▶ Dataset extract:
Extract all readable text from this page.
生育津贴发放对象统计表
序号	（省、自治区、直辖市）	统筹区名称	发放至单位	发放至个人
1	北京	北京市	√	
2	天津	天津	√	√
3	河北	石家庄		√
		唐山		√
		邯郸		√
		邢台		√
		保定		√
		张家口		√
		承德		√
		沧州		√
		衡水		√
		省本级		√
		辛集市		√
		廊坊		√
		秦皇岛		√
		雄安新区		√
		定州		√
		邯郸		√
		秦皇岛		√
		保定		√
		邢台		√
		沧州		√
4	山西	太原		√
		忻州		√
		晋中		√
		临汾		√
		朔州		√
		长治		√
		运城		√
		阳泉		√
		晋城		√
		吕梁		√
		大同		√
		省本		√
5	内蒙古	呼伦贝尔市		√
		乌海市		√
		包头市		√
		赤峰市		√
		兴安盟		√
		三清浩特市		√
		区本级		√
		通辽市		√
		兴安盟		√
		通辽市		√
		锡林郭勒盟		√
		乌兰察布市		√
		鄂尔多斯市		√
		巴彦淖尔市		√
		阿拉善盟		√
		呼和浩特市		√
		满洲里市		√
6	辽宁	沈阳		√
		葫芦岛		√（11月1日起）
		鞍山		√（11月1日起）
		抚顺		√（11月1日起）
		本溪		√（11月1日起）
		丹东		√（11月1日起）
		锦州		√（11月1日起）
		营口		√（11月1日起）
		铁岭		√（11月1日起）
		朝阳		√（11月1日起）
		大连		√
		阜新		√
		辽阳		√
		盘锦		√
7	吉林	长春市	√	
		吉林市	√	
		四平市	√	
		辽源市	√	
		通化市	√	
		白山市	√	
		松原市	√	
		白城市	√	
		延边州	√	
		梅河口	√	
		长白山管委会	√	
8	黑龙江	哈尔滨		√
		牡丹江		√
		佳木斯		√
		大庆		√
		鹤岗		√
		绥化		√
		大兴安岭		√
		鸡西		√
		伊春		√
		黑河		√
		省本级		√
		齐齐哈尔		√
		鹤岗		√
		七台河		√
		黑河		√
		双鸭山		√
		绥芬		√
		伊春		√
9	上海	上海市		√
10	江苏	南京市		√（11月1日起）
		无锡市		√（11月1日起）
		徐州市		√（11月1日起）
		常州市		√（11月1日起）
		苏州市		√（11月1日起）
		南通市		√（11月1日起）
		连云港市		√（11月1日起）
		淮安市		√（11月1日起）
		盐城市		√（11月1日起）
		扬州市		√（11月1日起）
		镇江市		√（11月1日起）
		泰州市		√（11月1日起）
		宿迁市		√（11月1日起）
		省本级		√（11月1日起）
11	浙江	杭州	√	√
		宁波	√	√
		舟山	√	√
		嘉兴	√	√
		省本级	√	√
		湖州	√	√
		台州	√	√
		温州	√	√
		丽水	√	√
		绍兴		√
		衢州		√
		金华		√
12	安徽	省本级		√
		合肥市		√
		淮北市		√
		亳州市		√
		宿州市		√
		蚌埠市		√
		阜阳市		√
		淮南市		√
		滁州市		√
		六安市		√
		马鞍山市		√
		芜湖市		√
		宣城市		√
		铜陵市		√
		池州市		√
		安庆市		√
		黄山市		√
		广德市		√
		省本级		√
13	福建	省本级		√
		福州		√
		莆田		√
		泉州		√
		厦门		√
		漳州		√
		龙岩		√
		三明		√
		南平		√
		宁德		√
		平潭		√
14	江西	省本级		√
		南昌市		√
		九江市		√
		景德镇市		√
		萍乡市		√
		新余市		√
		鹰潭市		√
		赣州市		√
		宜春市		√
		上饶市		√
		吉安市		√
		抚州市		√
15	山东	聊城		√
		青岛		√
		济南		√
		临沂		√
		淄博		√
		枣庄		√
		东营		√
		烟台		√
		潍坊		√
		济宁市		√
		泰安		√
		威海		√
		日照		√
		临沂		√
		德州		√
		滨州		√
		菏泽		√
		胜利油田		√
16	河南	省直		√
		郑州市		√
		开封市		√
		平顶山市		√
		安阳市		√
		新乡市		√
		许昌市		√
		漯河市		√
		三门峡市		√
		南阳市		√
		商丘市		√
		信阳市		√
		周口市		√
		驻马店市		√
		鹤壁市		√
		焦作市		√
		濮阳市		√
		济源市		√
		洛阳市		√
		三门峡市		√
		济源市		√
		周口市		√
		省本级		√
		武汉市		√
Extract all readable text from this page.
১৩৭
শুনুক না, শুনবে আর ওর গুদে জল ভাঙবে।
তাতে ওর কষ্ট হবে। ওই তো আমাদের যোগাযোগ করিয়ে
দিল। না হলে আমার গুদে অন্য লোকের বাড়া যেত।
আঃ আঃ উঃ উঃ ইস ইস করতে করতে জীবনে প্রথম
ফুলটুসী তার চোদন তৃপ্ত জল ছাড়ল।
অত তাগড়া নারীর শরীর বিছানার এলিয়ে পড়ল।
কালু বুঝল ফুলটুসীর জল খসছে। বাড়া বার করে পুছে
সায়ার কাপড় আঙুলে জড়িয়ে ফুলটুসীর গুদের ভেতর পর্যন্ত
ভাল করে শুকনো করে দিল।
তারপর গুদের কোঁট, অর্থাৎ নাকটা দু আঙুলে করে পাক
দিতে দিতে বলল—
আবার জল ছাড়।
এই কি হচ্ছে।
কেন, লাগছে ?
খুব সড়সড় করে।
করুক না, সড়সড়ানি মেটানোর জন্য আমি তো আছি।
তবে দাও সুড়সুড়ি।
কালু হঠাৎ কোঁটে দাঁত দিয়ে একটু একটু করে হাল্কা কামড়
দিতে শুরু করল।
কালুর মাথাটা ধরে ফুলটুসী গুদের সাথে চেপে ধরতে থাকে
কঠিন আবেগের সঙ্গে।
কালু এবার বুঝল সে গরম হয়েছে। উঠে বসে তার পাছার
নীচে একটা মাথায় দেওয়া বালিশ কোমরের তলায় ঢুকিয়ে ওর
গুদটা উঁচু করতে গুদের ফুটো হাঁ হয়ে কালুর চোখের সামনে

▶ Exercise: Set down the entries verbatim, leaving none out.

▶ Answer to this task:
Extract all readable text from this page.
生育津贴发放对象统计表
序号	（省、自治区、直辖市）	统筹区名称	发放至单位	发放至个人
1	北京	北京市	√	
2	天津	天津	√	√
3	河北	石家庄		√
		唐山		√
		邯郸		√
		邢台		√
		保定		√
		张家口		√
		承德		√
		沧州		√
		衡水		√
		省本级		√
		辛集市		√
		廊坊		√
		秦皇岛		√
		雄安新区		√
		定州		√
		邯郸		√
		秦皇岛		√
		保定		√
		邢台		√
		沧州		√
4	山西	太原		√
		忻州		√
		晋中		√
		临汾		√
		朔州		√
		长治		√
		运城		√
		阳泉		√
		晋城		√
		吕梁		√
		大同		√
		省本		√
5	内蒙古	呼伦贝尔市		√
		乌海市		√
		包头市		√
		赤峰市		√
		兴安盟		√
		三清浩特市		√
		区本级		√
		通辽市		√
		兴安盟		√
		通辽市		√
		锡林郭勒盟		√
		乌兰察布市		√
		鄂尔多斯市		√
		巴彦淖尔市		√
		阿拉善盟		√
		呼和浩特市		√
		满洲里市		√
6	辽宁	沈阳		√
		葫芦岛		√（11月1日起）
		鞍山		√（11月1日起）
		抚顺		√（11月1日起）
		本溪		√（11月1日起）
		丹东		√（11月1日起）
		锦州		√（11月1日起）
		营口		√（11月1日起）
		铁岭		√（11月1日起）
		朝阳		√（11月1日起）
		大连		√
		阜新		√
		辽阳		√
		盘锦		√
7	吉林	长春市	√	
		吉林市	√	
		四平市	√	
		辽源市	√	
		通化市	√	
		白山市	√	
		松原市	√	
		白城市	√	
		延边州	√	
		梅河口	√	
		长白山管委会	√	
8	黑龙江	哈尔滨		√
		牡丹江		√
		佳木斯		√
		大庆		√
		鹤岗		√
		绥化		√
		大兴安岭		√
		鸡西		√
		伊春		√
		黑河		√
		省本级		√
		齐齐哈尔		√
		鹤岗		√
		七台河		√
		黑河		√
		双鸭山		√
		绥芬		√
		伊春		√
9	上海	上海市		√
10	江苏	南京市		√（11月1日起）
		无锡市		√（11月1日起）
		徐州市		√（11月1日起）
		常州市		√（11月1日起）
		苏州市		√（11月1日起）
		南通市		√（11月1日起）
		连云港市		√（11月1日起）
		淮安市		√（11月1日起）
		盐城市		√（11月1日起）
		扬州市		√（11月1日起）
		镇江市		√（11月1日起）
		泰州市		√（11月1日起）
		宿迁市		√（11月1日起）
		省本级		√（11月1日起）
11	浙江	杭州	√	√
		宁波	√	√
		舟山	√	√
		嘉兴	√	√
		省本级	√	√
		湖州	√	√
		台州	√	√
		温州	√	√
		丽水	√	√
		绍兴		√
		衢州		√
		金华		√
12	安徽	省本级		√
		合肥市		√
		淮北市		√
		亳州市		√
		宿州市		√
		蚌埠市		√
		阜阳市		√
		淮南市		√
		滁州市		√
		六安市		√
		马鞍山市		√
		芜湖市		√
		宣城市		√
		铜陵市		√
		池州市		√
		安庆市		√
		黄山市		√
		广德市		√
		省本级		√
13	福建	省本级		√
		福州		√
		莆田		√
		泉州		√
		厦门		√
		漳州		√
		龙岩		√
		三明		√
		南平		√
		宁德		√
		平潭		√
14	江西	省本级		√
		南昌市		√
		九江市		√
		景德镇市		√
		萍乡市		√
		新余市		√
		鹰潭市		√
		赣州市		√
		宜春市		√
		上饶市		√
		吉安市		√
		抚州市		√
15	山东	聊城		√
		青岛		√
		济南		√
		临沂		√
		淄博		√
		枣庄		√
		东营		√
		烟台		√
		潍坊		√
		济宁市		√
		泰安		√
		威海		√
		日照		√
		临沂		√
		德州		√
		滨州		√
		菏泽		√
		胜利油田		√
16	河南	省直		√
		郑州市		√
		开封市		√
		平顶山市		√
		安阳市		√
		新乡市		√
		许昌市		√
		漯河市		√
		三门峡市		√
		南阳市		√
		商丘市		√
		信阳市		√
		周口市		√
		驻马店市		√
		鹤壁市		√
		焦作市		√
		濮阳市		√
		济源市		√
		洛阳市		√
		三门峡市		√
		济源市		√
		周口市		√
		省本级		√
		武汉市		√
Extract all readable text from this page.
১৩৭
শুনুক না, শুনবে আর ওর গুদে জল ভাঙবে।
তাতে ওর কষ্ট হবে। ওই তো আমাদের যোগাযোগ করিয়ে
দিল। না হলে আমার গুদে অন্য লোকের বাড়া যেত।
আঃ আঃ উঃ উঃ ইস ইস করতে করতে জীবনে প্রথম
ফুলটুসী তার চোদন তৃপ্ত জল ছাড়ল।
অত তাগড়া নারীর শরীর বিছানার এলিয়ে পড়ল।
কালু বুঝল ফুলটুসীর জল খসছে। বাড়া বার করে পুছে
সায়ার কাপড় আঙুলে জড়িয়ে ফুলটুসীর গুদের ভেতর পর্যন্ত
ভাল করে শুকনো করে দিল।
তারপর গুদের কোঁট, অর্থাৎ নাকটা দু আঙুলে করে পাক
দিতে দিতে বলল—
আবার জল ছাড়।
এই কি হচ্ছে।
কেন, লাগছে ?
খুব সড়সড় করে।
করুক না, সড়সড়ানি মেটানোর জন্য আমি তো আছি।
তবে দাও সুড়সুড়ি।
কালু হঠাৎ কোঁটে দাঁত দিয়ে একটু একটু করে হাল্কা কামড়
দিতে শুরু করল।
কালুর মাথাটা ধরে ফুলটুসী গুদের সাথে চেপে ধরতে থাকে
কঠিন আবেগের সঙ্গে।
কালু এবার বুঝল সে গরম হয়েছে। উঠে বসে তার পাছার
নীচে একটা মাথায় দেওয়া বালিশ কোমরের তলায় ঢুকিয়ে ওর
গুদটা উঁচু করতে গুদের ফুটো হাঁ হয়ে কালুর চোখের সামনে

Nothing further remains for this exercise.